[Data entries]
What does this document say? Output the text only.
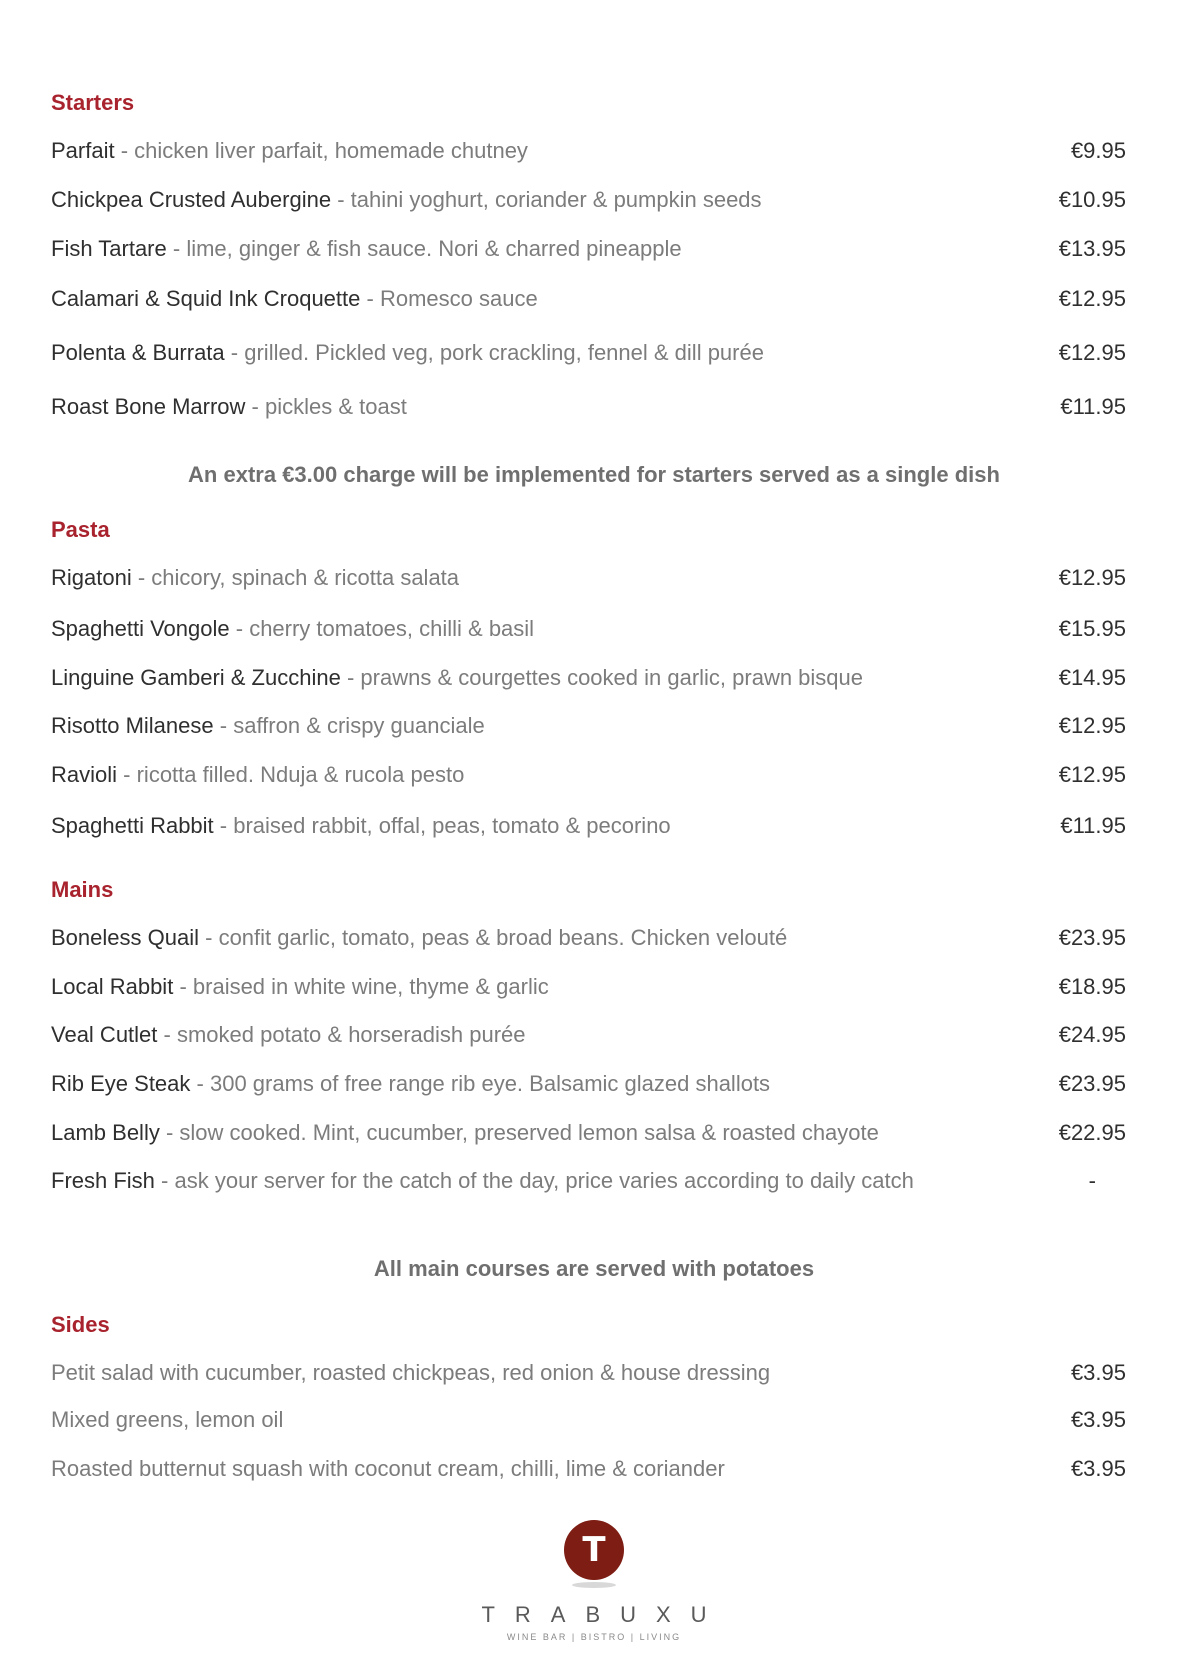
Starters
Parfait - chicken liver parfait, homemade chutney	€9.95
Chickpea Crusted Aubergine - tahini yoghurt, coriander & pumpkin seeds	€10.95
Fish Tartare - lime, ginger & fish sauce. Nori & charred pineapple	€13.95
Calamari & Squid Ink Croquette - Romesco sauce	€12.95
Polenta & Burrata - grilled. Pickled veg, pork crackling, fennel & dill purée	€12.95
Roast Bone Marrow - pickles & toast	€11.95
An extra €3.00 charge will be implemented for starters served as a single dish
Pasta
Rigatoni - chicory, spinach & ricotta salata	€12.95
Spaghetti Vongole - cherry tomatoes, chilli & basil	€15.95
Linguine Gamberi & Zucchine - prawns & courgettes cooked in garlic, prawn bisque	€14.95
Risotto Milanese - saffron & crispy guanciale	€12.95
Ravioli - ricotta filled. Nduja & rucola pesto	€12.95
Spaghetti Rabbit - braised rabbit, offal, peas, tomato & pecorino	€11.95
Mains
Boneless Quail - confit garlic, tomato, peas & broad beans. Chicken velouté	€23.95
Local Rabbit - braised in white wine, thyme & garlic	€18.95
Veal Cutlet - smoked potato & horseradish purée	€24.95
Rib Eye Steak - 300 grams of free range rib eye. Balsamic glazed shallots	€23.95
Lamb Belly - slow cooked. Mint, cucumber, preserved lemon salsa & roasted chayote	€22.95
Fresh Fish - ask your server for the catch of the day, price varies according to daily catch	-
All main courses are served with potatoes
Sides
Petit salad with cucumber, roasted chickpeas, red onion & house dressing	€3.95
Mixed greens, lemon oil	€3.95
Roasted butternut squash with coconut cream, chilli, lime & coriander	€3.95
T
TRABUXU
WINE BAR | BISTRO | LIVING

# Given task:
All of the entries above should be duplicated exactly, except for the pictures.

# Task answer:
What does this document say? Output the text only.
Starters
Parfait - chicken liver parfait, homemade chutney	€9.95
Chickpea Crusted Aubergine - tahini yoghurt, coriander & pumpkin seeds	€10.95
Fish Tartare - lime, ginger & fish sauce. Nori & charred pineapple	€13.95
Calamari & Squid Ink Croquette - Romesco sauce	€12.95
Polenta & Burrata - grilled. Pickled veg, pork crackling, fennel & dill purée	€12.95
Roast Bone Marrow - pickles & toast	€11.95
An extra €3.00 charge will be implemented for starters served as a single dish
Pasta
Rigatoni - chicory, spinach & ricotta salata	€12.95
Spaghetti Vongole - cherry tomatoes, chilli & basil	€15.95
Linguine Gamberi & Zucchine - prawns & courgettes cooked in garlic, prawn bisque	€14.95
Risotto Milanese - saffron & crispy guanciale	€12.95
Ravioli - ricotta filled. Nduja & rucola pesto	€12.95
Spaghetti Rabbit - braised rabbit, offal, peas, tomato & pecorino	€11.95
Mains
Boneless Quail - confit garlic, tomato, peas & broad beans. Chicken velouté	€23.95
Local Rabbit - braised in white wine, thyme & garlic	€18.95
Veal Cutlet - smoked potato & horseradish purée	€24.95
Rib Eye Steak - 300 grams of free range rib eye. Balsamic glazed shallots	€23.95
Lamb Belly - slow cooked. Mint, cucumber, preserved lemon salsa & roasted chayote	€22.95
Fresh Fish - ask your server for the catch of the day, price varies according to daily catch	-
All main courses are served with potatoes
Sides
Petit salad with cucumber, roasted chickpeas, red onion & house dressing	€3.95
Mixed greens, lemon oil	€3.95
Roasted butternut squash with coconut cream, chilli, lime & coriander	€3.95
T
TRABUXU
WINE BAR | BISTRO | LIVING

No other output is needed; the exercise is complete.